◆ **Records supplied**:
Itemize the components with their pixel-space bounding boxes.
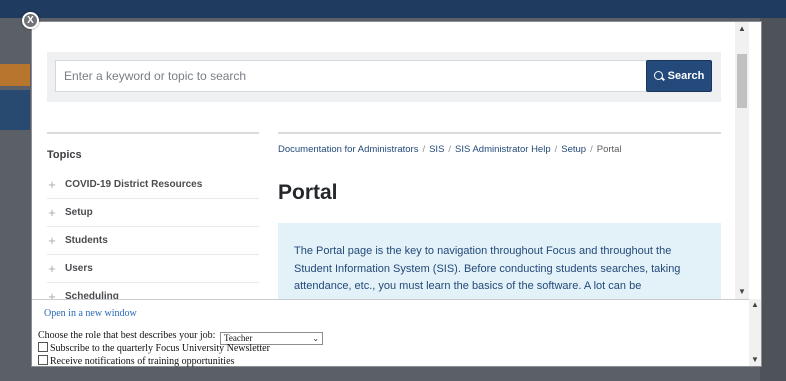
training-label: Receive notifications of training opport… <box>50 356 235 367</box>
plus-icon: + <box>48 233 56 248</box>
chevron-down-icon: ⌄ <box>312 334 319 343</box>
training-checkbox[interactable] <box>38 355 48 365</box>
preferences-form: Open in a new window Choose the role tha… <box>32 299 761 367</box>
background-sidebar <box>760 18 786 381</box>
plus-icon: + <box>48 177 56 192</box>
search-input[interactable]: Enter a keyword or topic to search <box>55 60 647 92</box>
breadcrumb: Documentation for Administrators / SIS / SIS… <box>278 144 622 155</box>
breadcrumb-current: Portal <box>596 144 622 155</box>
help-modal: Enter a keyword or topic to search Searc… <box>31 21 762 367</box>
search-icon <box>653 71 663 80</box>
page-title: Portal <box>278 181 338 204</box>
newsletter-checkbox[interactable] <box>38 342 48 352</box>
topic-item-scheduling[interactable]: + Scheduling <box>47 283 259 299</box>
topic-label: COVID-19 District Resources <box>65 179 203 190</box>
scroll-thumb[interactable] <box>737 54 747 108</box>
topic-label: Setup <box>65 207 93 218</box>
topic-label: Scheduling <box>65 291 119 299</box>
newsletter-label: Subscribe to the quarterly Focus Univers… <box>50 343 270 354</box>
close-icon[interactable]: X <box>22 12 39 29</box>
divider <box>47 132 259 134</box>
topic-item-users[interactable]: + Users <box>47 255 259 283</box>
plus-icon: + <box>48 261 56 276</box>
form-scrollbar[interactable]: ▲ ▼ <box>749 299 761 366</box>
topic-item-covid[interactable]: + COVID-19 District Resources <box>47 171 259 199</box>
frame-scrollbar[interactable]: ▲ ▼ <box>735 22 749 299</box>
topic-label: Users <box>65 263 93 274</box>
topic-item-students[interactable]: + Students <box>47 227 259 255</box>
search-button-label: Search <box>667 70 705 82</box>
topics-sidebar: Topics + COVID-19 District Resources + Set… <box>47 132 259 299</box>
scroll-down-icon[interactable]: ▼ <box>735 285 749 299</box>
breadcrumb-link[interactable]: SIS Administrator Help <box>455 144 551 155</box>
plus-icon: + <box>48 205 56 220</box>
intro-text: The Portal page is the key to navigation… <box>278 223 721 299</box>
search-panel: Enter a keyword or topic to search Searc… <box>47 52 721 102</box>
background-tab <box>0 64 30 86</box>
topic-label: Students <box>65 235 108 246</box>
newsletter-row: Subscribe to the quarterly Focus Univers… <box>38 342 270 354</box>
scroll-up-icon[interactable]: ▲ <box>735 22 749 36</box>
article-content: Documentation for Administrators / SIS / SIS… <box>278 132 721 299</box>
breadcrumb-link[interactable]: SIS <box>429 144 444 155</box>
training-row: Receive notifications of training opport… <box>38 355 234 367</box>
open-new-window-link[interactable]: Open in a new window <box>44 308 137 319</box>
breadcrumb-link[interactable]: Setup <box>561 144 586 155</box>
scroll-up-icon[interactable]: ▲ <box>749 299 761 311</box>
scroll-down-icon[interactable]: ▼ <box>749 354 761 366</box>
role-label: Choose the role that best describes your… <box>38 330 216 341</box>
topic-item-setup[interactable]: + Setup <box>47 199 259 227</box>
breadcrumb-link[interactable]: Documentation for Administrators <box>278 144 418 155</box>
topics-heading: Topics <box>47 149 82 161</box>
plus-icon: + <box>48 289 56 299</box>
background-panel <box>0 90 30 130</box>
background-header <box>0 0 786 18</box>
help-frame: Enter a keyword or topic to search Searc… <box>32 22 735 299</box>
search-button[interactable]: Search <box>646 60 712 92</box>
divider <box>278 132 721 134</box>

◆ **Job**: Rewrite the records from the line containing "training-label: Receive notifications" through the line containing "topic-item-covid[interactable]: + COVID-19", inclusive, substituting "expand-icon" for "plus-icon" and leaving everything else unchanged. Return only those lines.

◆ **Finished task**:
training-label: Receive notifications of training opport… <box>50 356 235 367</box>
expand-icon: + <box>48 233 56 248</box>
chevron-down-icon: ⌄ <box>312 334 319 343</box>
training-checkbox[interactable] <box>38 355 48 365</box>
preferences-form: Open in a new window Choose the role tha… <box>32 299 761 367</box>
background-sidebar <box>760 18 786 381</box>
expand-icon: + <box>48 177 56 192</box>
search-input[interactable]: Enter a keyword or topic to search <box>55 60 647 92</box>
breadcrumb: Documentation for Administrators / SIS / SIS… <box>278 144 622 155</box>
breadcrumb-current: Portal <box>596 144 622 155</box>
help-modal: Enter a keyword or topic to search Searc… <box>31 21 762 367</box>
search-icon <box>653 71 663 80</box>
page-title: Portal <box>278 181 338 204</box>
newsletter-checkbox[interactable] <box>38 342 48 352</box>
topic-item-scheduling[interactable]: + Scheduling <box>47 283 259 299</box>
topic-label: COVID-19 District Resources <box>65 179 203 190</box>
scroll-thumb[interactable] <box>737 54 747 108</box>
topic-label: Setup <box>65 207 93 218</box>
topic-label: Scheduling <box>65 291 119 299</box>
newsletter-label: Subscribe to the quarterly Focus Univers… <box>50 343 270 354</box>
close-icon[interactable]: X <box>22 12 39 29</box>
divider <box>47 132 259 134</box>
topic-item-users[interactable]: + Users <box>47 255 259 283</box>
expand-icon: + <box>48 261 56 276</box>
form-scrollbar[interactable]: ▲ ▼ <box>749 299 761 366</box>
topic-item-covid[interactable]: + COVID-19 District Resources <box>47 171 259 199</box>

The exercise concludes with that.